Open andinus opened 1 year ago
@andinus I am assuming that you've done a shallow clone?!
If you have and you're still suffering from performance issues, I can submit a patch (PR) for this issue. The following is what I have in mind:
a simple script that runs:
git repack && git prune-packed && git reflog expire --expire=1.month.ago && git gc --aggressive
Add it to a GH workflow that crons
it every week.
Thoughts @manwar
P.S: @andinus if upstream does not want to the proposed PR. Please note, that you can do this to your local clone.
I've just seen that the scripts
directory has attempted this already. So the solution may not be upstream.
I am also in favour of doing some house keeping. I use zsh with some git integration and the meanwhile 90k files slow down the shell. Can the "historic" commits maybe automatically be squashed, so we have perhaps only a single commit per week on the master?
@andinus I think your recommendation is the best and quick approach (i.e. deleting stale dirs w/ README
files). I ran a test locally and this is what i got:
Before I ran cleanup-readme-only.sh
╔ eax@nix:test_perlweeklychallenge-club(issue/7358)
╚ λ time gs
Refresh index: 100% (88731/88731), done.
On branch issue/7358
Untracked files:
(use "git add <file>..." to include in what will be committed)

----------

### Given exercise 1:
In the forum thread, how often would the proposed GitHub workflow run the cleanup script?

----------

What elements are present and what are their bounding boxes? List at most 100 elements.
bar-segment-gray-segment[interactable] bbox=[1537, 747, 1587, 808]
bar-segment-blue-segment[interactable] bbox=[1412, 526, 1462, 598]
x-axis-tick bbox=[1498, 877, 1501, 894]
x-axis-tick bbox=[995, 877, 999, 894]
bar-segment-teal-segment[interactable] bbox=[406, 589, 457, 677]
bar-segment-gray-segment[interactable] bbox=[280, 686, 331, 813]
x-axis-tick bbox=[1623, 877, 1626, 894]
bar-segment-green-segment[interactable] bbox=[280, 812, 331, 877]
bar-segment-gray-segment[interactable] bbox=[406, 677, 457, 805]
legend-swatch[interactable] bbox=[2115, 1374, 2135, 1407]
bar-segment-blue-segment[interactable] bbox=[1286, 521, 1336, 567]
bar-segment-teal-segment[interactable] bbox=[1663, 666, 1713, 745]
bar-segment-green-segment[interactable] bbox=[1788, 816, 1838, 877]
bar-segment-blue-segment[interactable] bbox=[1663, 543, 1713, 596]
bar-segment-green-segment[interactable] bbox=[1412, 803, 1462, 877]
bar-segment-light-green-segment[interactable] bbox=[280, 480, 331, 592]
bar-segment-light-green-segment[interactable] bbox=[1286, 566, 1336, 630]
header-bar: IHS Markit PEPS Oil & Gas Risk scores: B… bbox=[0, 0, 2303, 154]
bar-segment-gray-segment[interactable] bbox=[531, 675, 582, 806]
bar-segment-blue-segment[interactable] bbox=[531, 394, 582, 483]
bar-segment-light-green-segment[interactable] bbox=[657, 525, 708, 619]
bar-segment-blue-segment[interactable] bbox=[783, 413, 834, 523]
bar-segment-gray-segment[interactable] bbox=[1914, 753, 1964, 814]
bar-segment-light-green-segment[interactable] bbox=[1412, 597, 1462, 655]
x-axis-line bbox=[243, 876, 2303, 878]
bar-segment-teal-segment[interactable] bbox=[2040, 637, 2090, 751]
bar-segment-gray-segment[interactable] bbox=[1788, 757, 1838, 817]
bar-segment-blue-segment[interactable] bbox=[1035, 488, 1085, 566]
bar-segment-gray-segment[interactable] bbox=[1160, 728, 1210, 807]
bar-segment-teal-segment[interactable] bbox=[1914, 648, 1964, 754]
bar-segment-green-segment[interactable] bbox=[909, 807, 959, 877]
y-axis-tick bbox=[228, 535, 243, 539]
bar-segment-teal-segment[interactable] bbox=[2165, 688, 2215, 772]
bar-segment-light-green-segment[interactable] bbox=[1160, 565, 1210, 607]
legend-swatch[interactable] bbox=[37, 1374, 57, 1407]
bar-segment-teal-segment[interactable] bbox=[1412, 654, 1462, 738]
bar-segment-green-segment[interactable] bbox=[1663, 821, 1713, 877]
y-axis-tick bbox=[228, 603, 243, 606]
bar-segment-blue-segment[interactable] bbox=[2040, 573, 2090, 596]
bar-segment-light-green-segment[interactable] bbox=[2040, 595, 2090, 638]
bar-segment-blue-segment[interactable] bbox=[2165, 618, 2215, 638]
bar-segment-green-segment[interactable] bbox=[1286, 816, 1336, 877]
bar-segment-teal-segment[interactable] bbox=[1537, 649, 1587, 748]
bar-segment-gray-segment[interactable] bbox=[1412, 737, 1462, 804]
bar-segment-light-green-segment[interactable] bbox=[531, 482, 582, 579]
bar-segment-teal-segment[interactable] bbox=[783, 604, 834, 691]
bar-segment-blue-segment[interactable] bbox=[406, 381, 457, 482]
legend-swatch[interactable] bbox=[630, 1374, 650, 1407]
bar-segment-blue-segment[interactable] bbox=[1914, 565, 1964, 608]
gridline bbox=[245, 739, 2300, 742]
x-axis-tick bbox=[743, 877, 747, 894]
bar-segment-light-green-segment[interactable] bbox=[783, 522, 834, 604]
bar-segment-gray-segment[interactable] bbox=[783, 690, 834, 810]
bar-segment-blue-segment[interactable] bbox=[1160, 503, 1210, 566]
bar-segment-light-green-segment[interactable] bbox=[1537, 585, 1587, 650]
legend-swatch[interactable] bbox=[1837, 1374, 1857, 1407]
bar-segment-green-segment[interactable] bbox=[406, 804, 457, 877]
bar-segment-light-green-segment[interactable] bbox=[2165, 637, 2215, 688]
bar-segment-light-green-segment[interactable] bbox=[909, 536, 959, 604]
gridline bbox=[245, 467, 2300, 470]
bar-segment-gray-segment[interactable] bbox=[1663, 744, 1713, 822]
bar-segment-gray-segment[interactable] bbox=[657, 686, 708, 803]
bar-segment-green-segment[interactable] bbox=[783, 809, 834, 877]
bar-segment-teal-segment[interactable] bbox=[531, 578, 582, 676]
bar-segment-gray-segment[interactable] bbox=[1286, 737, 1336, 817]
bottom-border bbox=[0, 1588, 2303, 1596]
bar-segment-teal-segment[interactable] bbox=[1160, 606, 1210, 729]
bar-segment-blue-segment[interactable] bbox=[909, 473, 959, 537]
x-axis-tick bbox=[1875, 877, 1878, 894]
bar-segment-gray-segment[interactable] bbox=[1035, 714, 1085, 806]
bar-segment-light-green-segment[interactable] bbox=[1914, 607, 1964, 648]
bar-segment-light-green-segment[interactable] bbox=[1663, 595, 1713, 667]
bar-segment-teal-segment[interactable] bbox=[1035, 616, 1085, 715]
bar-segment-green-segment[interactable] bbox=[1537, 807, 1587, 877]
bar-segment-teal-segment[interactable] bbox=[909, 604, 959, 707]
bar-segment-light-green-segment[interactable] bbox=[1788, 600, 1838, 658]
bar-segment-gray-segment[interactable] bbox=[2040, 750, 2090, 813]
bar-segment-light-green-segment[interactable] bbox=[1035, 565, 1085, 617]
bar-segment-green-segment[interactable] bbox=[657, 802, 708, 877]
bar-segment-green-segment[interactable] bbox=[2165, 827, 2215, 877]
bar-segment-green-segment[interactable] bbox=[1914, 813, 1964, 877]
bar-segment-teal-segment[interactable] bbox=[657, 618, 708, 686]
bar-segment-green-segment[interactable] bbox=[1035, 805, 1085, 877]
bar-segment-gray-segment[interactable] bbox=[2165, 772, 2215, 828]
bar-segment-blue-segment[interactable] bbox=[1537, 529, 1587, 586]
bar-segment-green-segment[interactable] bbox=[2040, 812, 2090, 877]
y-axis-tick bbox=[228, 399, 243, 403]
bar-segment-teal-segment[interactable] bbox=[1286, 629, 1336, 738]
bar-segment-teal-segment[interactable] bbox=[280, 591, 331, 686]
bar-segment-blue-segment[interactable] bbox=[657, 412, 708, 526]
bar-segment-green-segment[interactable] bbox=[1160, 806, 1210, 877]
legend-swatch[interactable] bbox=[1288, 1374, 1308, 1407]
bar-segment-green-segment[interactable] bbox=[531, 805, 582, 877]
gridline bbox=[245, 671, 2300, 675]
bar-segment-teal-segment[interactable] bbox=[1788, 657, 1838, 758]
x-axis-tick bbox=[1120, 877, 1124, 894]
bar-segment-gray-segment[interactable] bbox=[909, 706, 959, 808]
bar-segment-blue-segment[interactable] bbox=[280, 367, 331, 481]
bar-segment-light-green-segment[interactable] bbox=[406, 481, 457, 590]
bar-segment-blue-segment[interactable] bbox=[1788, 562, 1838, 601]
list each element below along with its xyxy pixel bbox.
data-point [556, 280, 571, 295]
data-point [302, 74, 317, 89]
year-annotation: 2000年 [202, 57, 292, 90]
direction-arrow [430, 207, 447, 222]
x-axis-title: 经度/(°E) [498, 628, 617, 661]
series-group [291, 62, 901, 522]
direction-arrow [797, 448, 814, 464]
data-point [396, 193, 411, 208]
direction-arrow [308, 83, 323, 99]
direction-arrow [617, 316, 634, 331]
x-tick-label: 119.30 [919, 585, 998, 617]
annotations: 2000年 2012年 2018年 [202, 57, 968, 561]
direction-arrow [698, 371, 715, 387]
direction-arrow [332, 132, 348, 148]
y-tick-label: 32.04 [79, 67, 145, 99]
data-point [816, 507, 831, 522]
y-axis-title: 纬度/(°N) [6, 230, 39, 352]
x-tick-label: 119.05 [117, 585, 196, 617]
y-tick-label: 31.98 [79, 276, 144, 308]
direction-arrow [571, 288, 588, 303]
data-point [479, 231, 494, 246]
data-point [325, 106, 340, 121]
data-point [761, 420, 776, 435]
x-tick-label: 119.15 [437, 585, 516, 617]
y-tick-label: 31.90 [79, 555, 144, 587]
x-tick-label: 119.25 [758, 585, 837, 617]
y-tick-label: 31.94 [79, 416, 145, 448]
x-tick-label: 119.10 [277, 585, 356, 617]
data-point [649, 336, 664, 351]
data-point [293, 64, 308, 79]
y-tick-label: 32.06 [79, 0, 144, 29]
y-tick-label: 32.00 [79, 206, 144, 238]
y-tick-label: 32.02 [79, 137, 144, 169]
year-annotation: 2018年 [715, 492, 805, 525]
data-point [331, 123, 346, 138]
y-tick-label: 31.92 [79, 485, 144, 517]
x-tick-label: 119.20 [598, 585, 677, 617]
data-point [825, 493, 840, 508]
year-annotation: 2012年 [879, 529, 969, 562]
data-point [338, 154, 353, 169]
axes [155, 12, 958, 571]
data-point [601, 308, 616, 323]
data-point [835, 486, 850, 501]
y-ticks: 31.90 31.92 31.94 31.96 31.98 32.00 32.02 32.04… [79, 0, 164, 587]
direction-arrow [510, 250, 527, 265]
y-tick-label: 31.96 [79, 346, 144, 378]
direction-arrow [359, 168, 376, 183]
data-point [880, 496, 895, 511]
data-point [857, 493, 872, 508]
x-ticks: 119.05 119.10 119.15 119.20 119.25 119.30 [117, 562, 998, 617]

----------

### Given exercise 2:
Can you rewrite the rows, starting with the first row and going on through the row containing "803, 1462, 877]", with "gray" replaced by "grey" and all else unchanged?

### Exercise response 1:
Every week.

### Exercise response 2:
What elements are present and what are their bounding boxes? List at most 100 elements.
bar-segment-grey-segment[interactable] bbox=[1537, 747, 1587, 808]
bar-segment-blue-segment[interactable] bbox=[1412, 526, 1462, 598]
x-axis-tick bbox=[1498, 877, 1501, 894]
x-axis-tick bbox=[995, 877, 999, 894]
bar-segment-teal-segment[interactable] bbox=[406, 589, 457, 677]
bar-segment-grey-segment[interactable] bbox=[280, 686, 331, 813]
x-axis-tick bbox=[1623, 877, 1626, 894]
bar-segment-green-segment[interactable] bbox=[280, 812, 331, 877]
bar-segment-grey-segment[interactable] bbox=[406, 677, 457, 805]
legend-swatch[interactable] bbox=[2115, 1374, 2135, 1407]
bar-segment-blue-segment[interactable] bbox=[1286, 521, 1336, 567]
bar-segment-teal-segment[interactable] bbox=[1663, 666, 1713, 745]
bar-segment-green-segment[interactable] bbox=[1788, 816, 1838, 877]
bar-segment-blue-segment[interactable] bbox=[1663, 543, 1713, 596]
bar-segment-green-segment[interactable] bbox=[1412, 803, 1462, 877]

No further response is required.